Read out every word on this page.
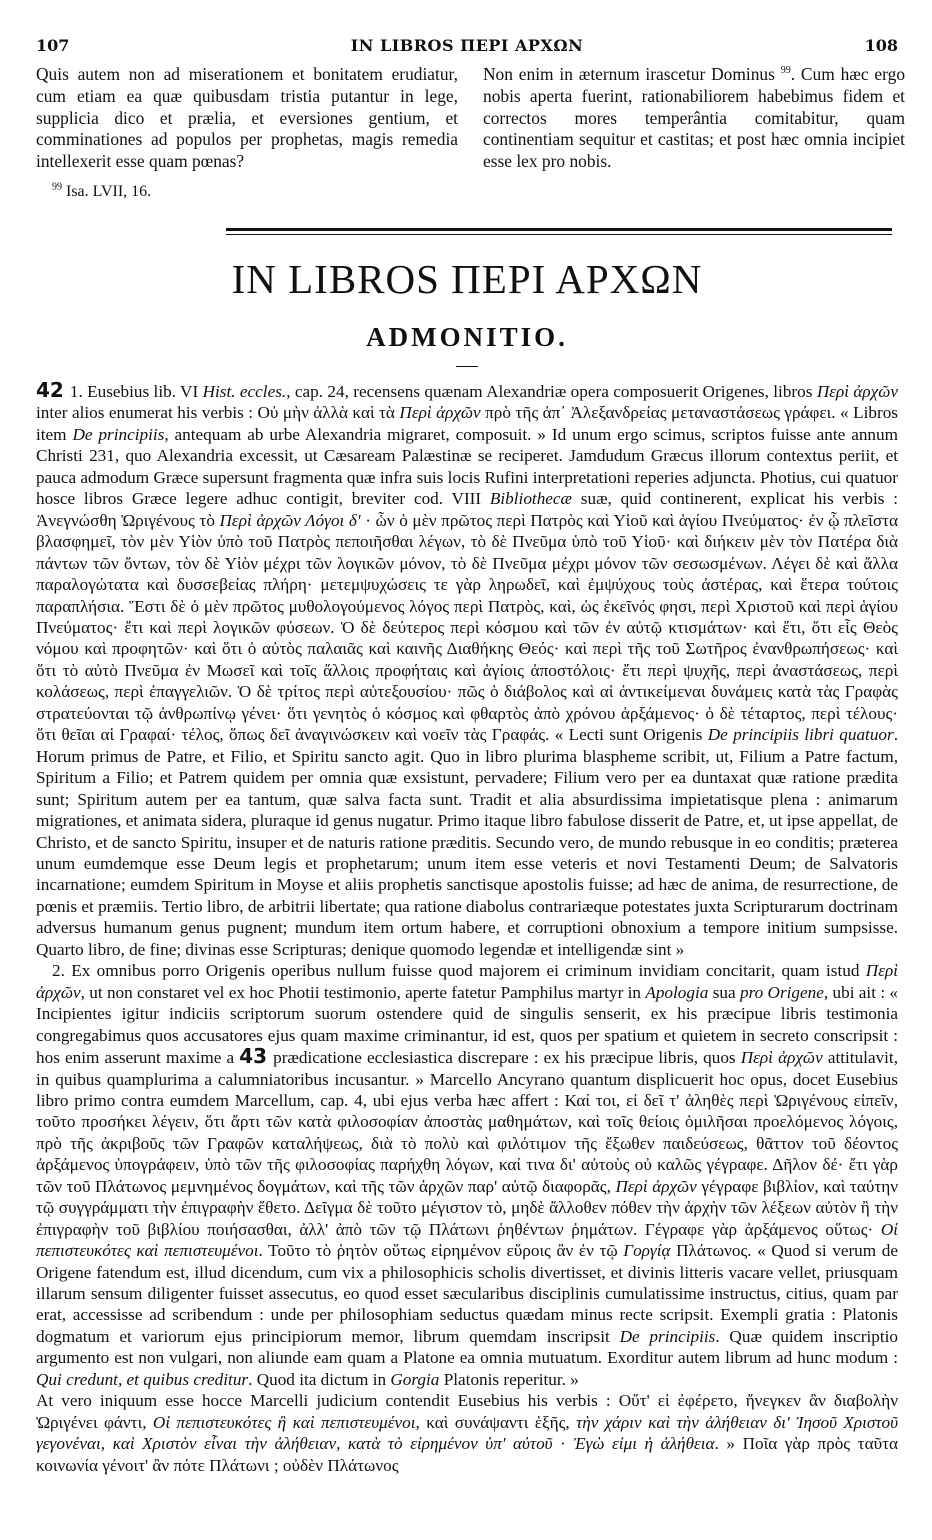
107	IN LIBROS ΠΕΡΙ ΑΡΧΩΝ	108

Quis autem non ad miserationem et bonitatem erudiatur, cum etiam ea quæ quibusdam tristia putantur in lege, supplicia dico et prælia, et eversiones gentium, et comminationes ad populos per prophetas, magis remedia intellexerit esse quam pœnas?

$^{99}$ Isa. LVII, 16.

Non enim in æternum irascetur Dominus $^{99}$. Cum hæc ergo nobis aperta fuerint, rationabiliorem habebimus fidem et correctos mores temperântia comitabitur, quam continentiam sequitur et castitas; et post hæc omnia incipiet esse lex pro nobis.

IN LIBROS ΠΕΡΙ ΑΡΧΩΝ
ADMONITIO.

42 1. Eusebius lib. VI Hist. eccles., cap. 24, recensens quænam Alexandriæ opera composuerit Origenes, libros Περὶ ἀρχῶν inter alios enumerat his verbis : Οὐ μὴν ἀλλὰ καὶ τὰ Περὶ ἀρχῶν πρὸ τῆς ἀπ᾽ Ἀλεξανδρείας μεταναστάσεως γράφει. « Libros item De principiis, antequam ab urbe Alexandria migraret, composuit. » Id unum ergo scimus, scriptos fuisse ante annum Christi 231, quo Alexandria excessit, ut Cæsaream Palæstinæ se reciperet. Jamdudum Græcus illorum contextus periit, et pauca admodum Græce supersunt fragmenta quæ infra suis locis Rufini interpretationi reperies adjuncta. Photius, cui quatuor hosce libros Græce legere adhuc contigit, breviter cod. VIII Bibliothecæ suæ, quid continerent, explicat his verbis : Ἀνεγνώσθη Ὠριγένους τὸ Περὶ ἀρχῶν Λόγοι δ' · ὧν ὁ μὲν πρῶτος περὶ Πατρὸς καὶ Υἱοῦ καὶ ἁγίου Πνεύματος· ἐν ᾧ πλεῖστα βλασφημεῖ, τὸν μὲν Υἱὸν ὑπὸ τοῦ Πατρὸς πεποιῆσθαι λέγων, τὸ δὲ Πνεῦμα ὑπὸ τοῦ Υἱοῦ· καὶ διήκειν μὲν τὸν Πατέρα διὰ πάντων τῶν ὄντων, τὸν δὲ Υἱὸν μέχρι τῶν λογικῶν μόνον, τὸ δὲ Πνεῦμα μέχρι μόνον τῶν σεσωσμένων. Λέγει δὲ καὶ ἄλλα παραλογώτατα καὶ δυσσεβείας πλήρη· μετεμψυχώσεις τε γὰρ ληρωδεῖ, καὶ ἐμψύχους τοὺς ἀστέρας, καὶ ἕτερα τούτοις παραπλήσια. Ἔστι δὲ ὁ μὲν πρῶτος μυθολογούμενος λόγος περὶ Πατρὸς, καὶ, ὡς ἐκεῖνός φησι, περὶ Χριστοῦ καὶ περὶ ἁγίου Πνεύματος· ἔτι καὶ περὶ λογικῶν φύσεων. Ὁ δὲ δεύτερος περὶ κόσμου καὶ τῶν ἐν αὐτῷ κτισμάτων· καὶ ἔτι, ὅτι εἷς Θεὸς νόμου καὶ προφητῶν· καὶ ὅτι ὁ αὐτὸς παλαιᾶς καὶ καινῆς Διαθήκης Θεός· καὶ περὶ τῆς τοῦ Σωτῆρος ἐνανθρωπήσεως· καὶ ὅτι τὸ αὐτὸ Πνεῦμα ἐν Μωσεῖ καὶ τοῖς ἄλλοις προφήταις καὶ ἁγίοις ἀποστόλοις· ἔτι περὶ ψυχῆς, περὶ ἀναστάσεως, περὶ κολάσεως, περὶ ἐπαγγελιῶν. Ὁ δὲ τρίτος περὶ αὐτεξουσίου· πῶς ὁ διάβολος καὶ αἱ ἀντικείμεναι δυνάμεις κατὰ τὰς Γραφὰς στρατεύονται τῷ ἀνθρωπίνῳ γένει· ὅτι γενητὸς ὁ κόσμος καὶ φθαρτὸς ἀπὸ χρόνου ἀρξάμενος· ὁ δὲ τέταρτος, περὶ τέλους· ὅτι θεῖαι αἱ Γραφαί· τέλος, ὅπως δεῖ ἀναγινώσκειν καὶ νοεῖν τὰς Γραφάς. « Lecti sunt Origenis De principiis libri quatuor. Horum primus de Patre, et Filio, et Spiritu sancto agit. Quo in libro plurima blaspheme scribit, ut, Filium a Patre factum, Spiritum a Filio; et Patrem quidem per omnia quæ exsistunt, pervadere; Filium vero per ea duntaxat quæ ratione prædita sunt; Spiritum autem per ea tantum, quæ salva facta sunt. Tradit et alia absurdissima impietatisque plena : animarum migrationes, et animata sidera, pluraque id genus nugatur. Primo itaque libro fabulose disserit de Patre, et, ut ipse appellat, de Christo, et de sancto Spiritu, insuper et de naturis ratione præditis. Secundo vero, de mundo rebusque in eo conditis; præterea unum eumdemque esse Deum legis et prophetarum; unum item esse veteris et novi Testamenti Deum; de Salvatoris incarnatione; eumdem Spiritum in Moyse et aliis prophetis sanctisque apostolis fuisse; ad hæc de anima, de resurrectione, de pœnis et præmiis. Tertio libro, de arbitrii libertate; qua ratione diabolus contrariæque potestates juxta Scripturarum doctrinam adversus humanum genus pugnent; mundum item ortum habere, et corruptioni obnoxium a tempore initium sumpsisse. Quarto libro, de fine; divinas esse Scripturas; denique quomodo legendæ et intelligendæ sint »

2. Ex omnibus porro Origenis operibus nullum fuisse quod majorem ei criminum invidiam concitarit, quam istud Περὶ ἀρχῶν, ut non constaret vel ex hoc Photii testimonio, aperte fatetur Pamphilus martyr in Apologia sua pro Origene, ubi ait : « Incipientes igitur indiciis scriptorum suorum ostendere quid de singulis senserit, ex his præcipue libris testimonia congregabimus quos accusatores ejus quam maxime criminantur, id est, quos per spatium et quietem in secreto conscripsit : hos enim asserunt maxime a 43 prædicatione ecclesiastica discrepare : ex his præcipue libris, quos Περὶ ἀρχῶν attitulavit, in quibus quamplurima a calumniatoribus incusantur. » Marcello Ancyrano quantum displicuerit hoc opus, docet Eusebius libro primo contra eumdem Marcellum, cap. 4, ubi ejus verba hæc affert : Καί τοι, εἰ δεῖ τ' ἀληθὲς περὶ Ὠριγένους εἰπεῖν, τοῦτο προσήκει λέγειν, ὅτι ἄρτι τῶν κατὰ φιλοσοφίαν ἀποστὰς μαθημάτων, καὶ τοῖς θείοις ὁμιλῆσαι προελόμενος λόγοις, πρὸ τῆς ἀκριβοῦς τῶν Γραφῶν καταλήψεως, διὰ τὸ πολὺ καὶ φιλότιμον τῆς ἔξωθεν παιδεύσεως, θᾶττον τοῦ δέοντος ἀρξάμενος ὑπογράφειν, ὑπὸ τῶν τῆς φιλοσοφίας παρήχθη λόγων, καί τινα δι' αὐτοὺς οὐ καλῶς γέγραφε. Δῆλον δέ· ἔτι γὰρ τῶν τοῦ Πλάτωνος μεμνημένος δογμάτων, καὶ τῆς τῶν ἀρχῶν παρ' αὐτῷ διαφορᾶς, Περὶ ἀρχῶν γέγραφε βιβλίον, καὶ ταύτην τῷ συγγράμματι τὴν ἐπιγραφὴν ἔθετο. Δεῖγμα δὲ τοῦτο μέγιστον τὸ, μηδὲ ἄλλοθεν πόθεν τὴν ἀρχὴν τῶν λέξεων αὐτὸν ἢ τὴν ἐπιγραφὴν τοῦ βιβλίου ποιήσασθαι, ἀλλ' ἀπὸ τῶν τῷ Πλάτωνι ῥηθέντων ῥημάτων. Γέγραφε γὰρ ἀρξάμενος οὕτως· Οἱ πεπιστευκότες καὶ πεπιστευμένοι. Τοῦτο τὸ ῥητὸν οὕτως εἰρημένον εὕροις ἂν ἐν τῷ Γοργίᾳ Πλάτωνος. « Quod si verum de Origene fatendum est, illud dicendum, cum vix a philosophicis scholis divertisset, et divinis litteris vacare vellet, priusquam illarum sensum diligenter fuisset assecutus, eo quod esset sæcularibus disciplinis cumulatissime instructus, citius, quam par erat, accessisse ad scribendum : unde per philosophiam seductus quædam minus recte scripsit. Exempli gratia : Platonis dogmatum et variorum ejus principiorum memor, librum quemdam inscripsit De principiis. Quæ quidem inscriptio argumento est non vulgari, non aliunde eam quam a Platone ea omnia mutuatum. Exorditur autem librum ad hunc modum : Qui credunt, et quibus creditur. Quod ita dictum in Gorgia Platonis reperitur. »

At vero iniquum esse hocce Marcelli judicium contendit Eusebius his verbis : Οὔτ' εἰ ἐφέρετο, ἤνεγκεν ἂν διαβολὴν Ὠριγένει φάντι, Οἱ πεπιστευκότες ἢ καὶ πεπιστευμένοι, καὶ συνάψαντι ἑξῆς, τὴν χάριν καὶ τὴν ἀλήθειαν δι' Ἰησοῦ Χριστοῦ γεγονέναι, καὶ Χριστὸν εἶναι τὴν ἀλήθειαν, κατὰ τὸ εἰρημένον ὑπ' αὐτοῦ · Ἐγὼ εἰμι ἡ ἀλήθεια. » Ποῖα γὰρ πρὸς ταῦτα κοινωνία γένοιτ' ἂν πότε Πλάτωνι ; οὐδὲν Πλάτωνος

****************************************

## TASK STATEMENT
Tally the lines of the entries that include the word "ΠΕΡΙ" and give only the total.

## RESPONSE TO THIS EXERCISE
2